_Task input:_
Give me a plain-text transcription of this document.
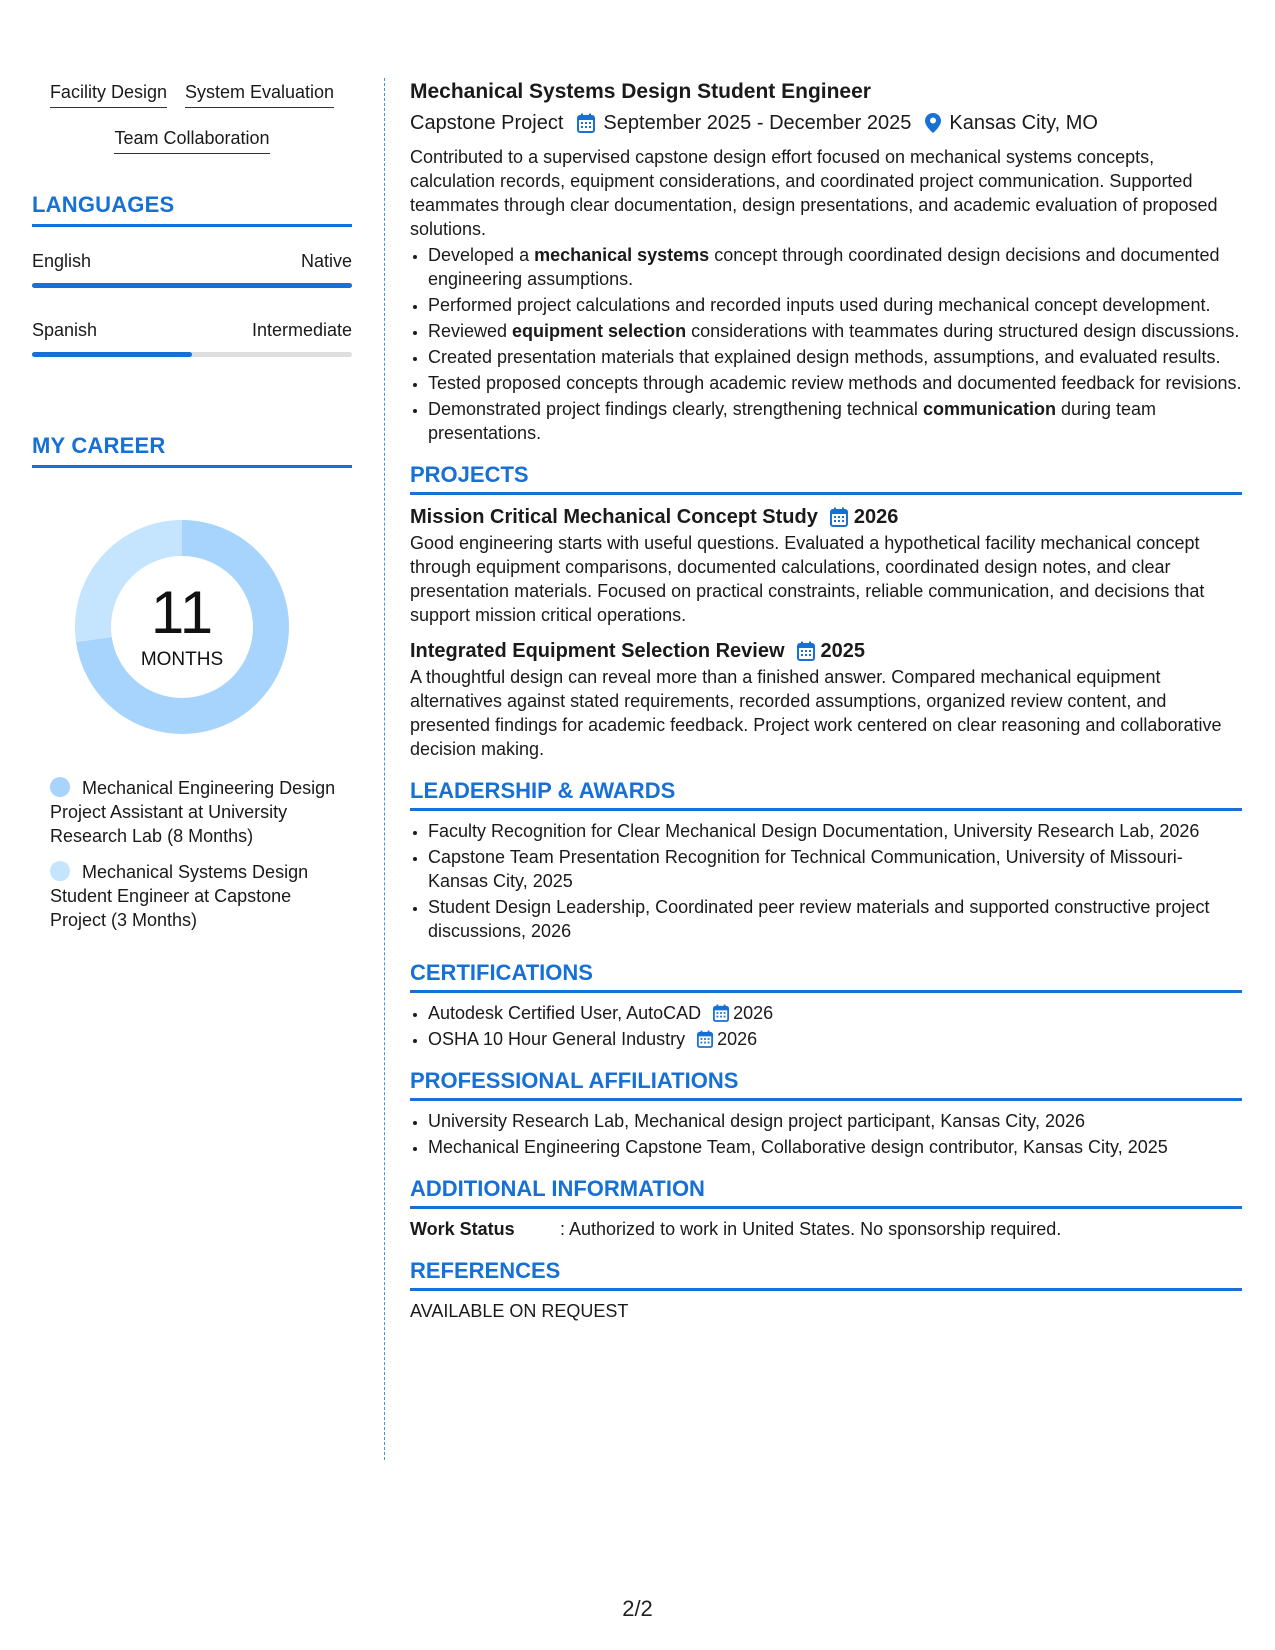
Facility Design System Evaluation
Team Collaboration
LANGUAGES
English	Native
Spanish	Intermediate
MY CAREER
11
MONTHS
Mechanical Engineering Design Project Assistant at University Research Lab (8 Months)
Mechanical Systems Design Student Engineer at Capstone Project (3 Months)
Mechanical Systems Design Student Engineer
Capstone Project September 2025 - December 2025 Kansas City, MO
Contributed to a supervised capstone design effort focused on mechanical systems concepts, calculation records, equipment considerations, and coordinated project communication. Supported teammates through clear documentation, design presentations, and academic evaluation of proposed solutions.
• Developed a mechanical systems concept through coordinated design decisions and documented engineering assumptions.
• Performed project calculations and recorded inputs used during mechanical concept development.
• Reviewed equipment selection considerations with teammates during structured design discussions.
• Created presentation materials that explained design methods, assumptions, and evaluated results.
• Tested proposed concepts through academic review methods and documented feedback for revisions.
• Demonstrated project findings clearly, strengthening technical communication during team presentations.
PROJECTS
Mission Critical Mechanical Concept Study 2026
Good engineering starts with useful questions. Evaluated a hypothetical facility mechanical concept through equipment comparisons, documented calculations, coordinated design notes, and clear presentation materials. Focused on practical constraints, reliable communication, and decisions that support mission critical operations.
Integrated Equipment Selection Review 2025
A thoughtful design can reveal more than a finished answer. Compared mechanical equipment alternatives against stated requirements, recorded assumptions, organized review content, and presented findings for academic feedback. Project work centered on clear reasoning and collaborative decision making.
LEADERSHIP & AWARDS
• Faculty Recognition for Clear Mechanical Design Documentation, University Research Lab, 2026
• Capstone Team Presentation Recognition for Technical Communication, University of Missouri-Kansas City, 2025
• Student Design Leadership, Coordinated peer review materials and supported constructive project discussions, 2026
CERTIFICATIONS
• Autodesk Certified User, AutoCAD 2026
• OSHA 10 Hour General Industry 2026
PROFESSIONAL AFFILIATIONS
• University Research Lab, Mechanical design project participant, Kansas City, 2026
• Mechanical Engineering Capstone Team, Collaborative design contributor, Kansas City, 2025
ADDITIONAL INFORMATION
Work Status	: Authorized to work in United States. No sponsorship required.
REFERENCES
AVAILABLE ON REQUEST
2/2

_Stated goal:_
Write out the entries above verbatim; the pictures do not belong in your copy.

_Output of the exercise:_
Give me a plain-text transcription of this document.
Facility Design System Evaluation
Team Collaboration
LANGUAGES
English	Native
Spanish	Intermediate
MY CAREER
11
MONTHS
Mechanical Engineering Design Project Assistant at University Research Lab (8 Months)
Mechanical Systems Design Student Engineer at Capstone Project (3 Months)
Mechanical Systems Design Student Engineer
Capstone Project September 2025 - December 2025 Kansas City, MO
Contributed to a supervised capstone design effort focused on mechanical systems concepts, calculation records, equipment considerations, and coordinated project communication. Supported teammates through clear documentation, design presentations, and academic evaluation of proposed solutions.
• Developed a mechanical systems concept through coordinated design decisions and documented engineering assumptions.
• Performed project calculations and recorded inputs used during mechanical concept development.
• Reviewed equipment selection considerations with teammates during structured design discussions.
• Created presentation materials that explained design methods, assumptions, and evaluated results.
• Tested proposed concepts through academic review methods and documented feedback for revisions.
• Demonstrated project findings clearly, strengthening technical communication during team presentations.
PROJECTS
Mission Critical Mechanical Concept Study 2026
Good engineering starts with useful questions. Evaluated a hypothetical facility mechanical concept through equipment comparisons, documented calculations, coordinated design notes, and clear presentation materials. Focused on practical constraints, reliable communication, and decisions that support mission critical operations.
Integrated Equipment Selection Review 2025
A thoughtful design can reveal more than a finished answer. Compared mechanical equipment alternatives against stated requirements, recorded assumptions, organized review content, and presented findings for academic feedback. Project work centered on clear reasoning and collaborative decision making.
LEADERSHIP & AWARDS
• Faculty Recognition for Clear Mechanical Design Documentation, University Research Lab, 2026
• Capstone Team Presentation Recognition for Technical Communication, University of Missouri-Kansas City, 2025
• Student Design Leadership, Coordinated peer review materials and supported constructive project discussions, 2026
CERTIFICATIONS
• Autodesk Certified User, AutoCAD 2026
• OSHA 10 Hour General Industry 2026
PROFESSIONAL AFFILIATIONS
• University Research Lab, Mechanical design project participant, Kansas City, 2026
• Mechanical Engineering Capstone Team, Collaborative design contributor, Kansas City, 2025
ADDITIONAL INFORMATION
Work Status	: Authorized to work in United States. No sponsorship required.
REFERENCES
AVAILABLE ON REQUEST
2/2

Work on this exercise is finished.